# Brigalow Brewing Yeast



## Brownie (22/3/06)

Hi all,

I have a satchet of Brigalow Brewing Yeast (5g), not sure where or when I got it, but I have it.

Was in Big W t'other day and spied some in there being sold (regular price) for $0.99, now me thinks this yeast maybe of lesser quality than my regulars (Safale s-04 and Saflager s-23)

Does anyone have any opinions on this yeast.

P.S. The satchet has the words "Imported from Europe", I would suggest some marketting dude decided to put this on the packet.

Look forward to your thoughts.

Brownie,


----------



## Duff (23/3/06)

I wouldn't trust anything like that to brew a beer with. Stick with the well known products like the Saf range in the dry types, or liquids. If you are doing a boil then toss the Brigalow yeast in at 10 minutes before flameout to act as a nutrient source. It's about all they're good for.

Cheers.


----------



## DrewCarey82 (23/3/06)

Used em and never had a problem, add it with the regular kit yeast and because of the extra yeast presence you'll get a more clean ferment.


----------



## Dunkel_Boy (23/3/06)

I would personally use it for nutrients.

Half a packet at a time for a 20L batch, just boil for 15 minutes with the wort. Or, you can use it in your starters; same deal. Alls you have to do is kill the yeast. Add some zinc sulphate, and you have $25 worth of product!


----------



## AndrewQLD (23/3/06)

More yeast does not always = a cleaner ferment or beer, in fact it is possible to overpitch yeast and introduce off flavours. Why bother buying extra yeast and adding it to a good quality product like the saf yeasts, you are only going to change the flavour profile of your beer. Also the Saf packets come with more than enough yeast for an average wort.

Cheers
Andrew


----------



## Beerpig (23/3/06)

Has anyone used this yeast?

It might be OK. A bit harsh to dismiss it just because it has Brigalow on the pack

Let's not be yeast snobs

Cheers


----------



## Dunkel_Boy (23/3/06)

ENTRIES SHOWN:

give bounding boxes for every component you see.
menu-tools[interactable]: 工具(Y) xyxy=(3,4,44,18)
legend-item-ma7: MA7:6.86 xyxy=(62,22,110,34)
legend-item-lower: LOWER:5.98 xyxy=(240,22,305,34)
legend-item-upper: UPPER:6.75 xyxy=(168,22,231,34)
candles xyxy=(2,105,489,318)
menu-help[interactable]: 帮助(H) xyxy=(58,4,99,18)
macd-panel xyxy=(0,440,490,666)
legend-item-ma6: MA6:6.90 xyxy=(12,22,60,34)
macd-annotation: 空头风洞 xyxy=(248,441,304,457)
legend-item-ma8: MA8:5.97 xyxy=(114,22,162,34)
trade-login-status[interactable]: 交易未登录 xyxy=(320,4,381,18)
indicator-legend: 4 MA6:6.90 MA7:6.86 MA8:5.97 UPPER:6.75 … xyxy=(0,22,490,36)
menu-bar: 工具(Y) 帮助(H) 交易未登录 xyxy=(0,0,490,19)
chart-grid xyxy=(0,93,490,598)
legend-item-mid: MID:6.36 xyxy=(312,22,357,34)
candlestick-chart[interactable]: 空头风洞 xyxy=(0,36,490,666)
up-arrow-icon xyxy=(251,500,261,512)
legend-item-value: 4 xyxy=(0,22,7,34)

TASKS TO PERFORM:
1: In the Brigalow yeast thread, change the passage from "Half a packet" up to and including "worth of product!" by putting "23L" in place of "20L", and give the passage again with that change.
2: Go on with the Brigalow yeast thread from the point where it stops.

TASK ANSWERS:
1:
Half a packet at a time for a 23L batch, just boil for 15 minutes with the wort. Or, you can use it in your starters; same deal. Alls you have to do is kill the yeast. Add some zinc sulphate, and you have $25 worth of product!

2:
AndrewQLD said:


> More yeast does not always = a cleaner ferment or beer, in fact it is possible to overpitch yeast and introduce off flavours. Why bother buying extra yeast and adding it to a good quality product like the saf yeasts, you are only going to change the flavour profile of your beer. Also the Saf packets come with more than enough yeast for an average wort.
> 
> Cheers
> Andrew
> [post="115855"][/post]​



You kill the yeast completely in the boil, and I can think of no better use for dodgy yeast than to feed a better yeast.


----------



## AndrewQLD (23/3/06)

Sorry Dunkelboy, crossed posts there, I was responding to post No.3 not yours. And I agree, the yeast could definately be used as a nutrient.

Cheers
Andrew


----------



## Duff (23/3/06)

Beerpig said:


> Has anyone used this yeast?
> 
> It might be OK. A bit harsh to dismiss it just because it has Brigalow on the pack
> 
> ...



Why not be a yeast snob since it's critical to the finished success of your beer?


----------



## Dunkel_Boy (23/3/06)

Buy some WLP-001 - now in a bright red packet form from Fermentis for only $4...


----------



## AndrewQLD (23/3/06)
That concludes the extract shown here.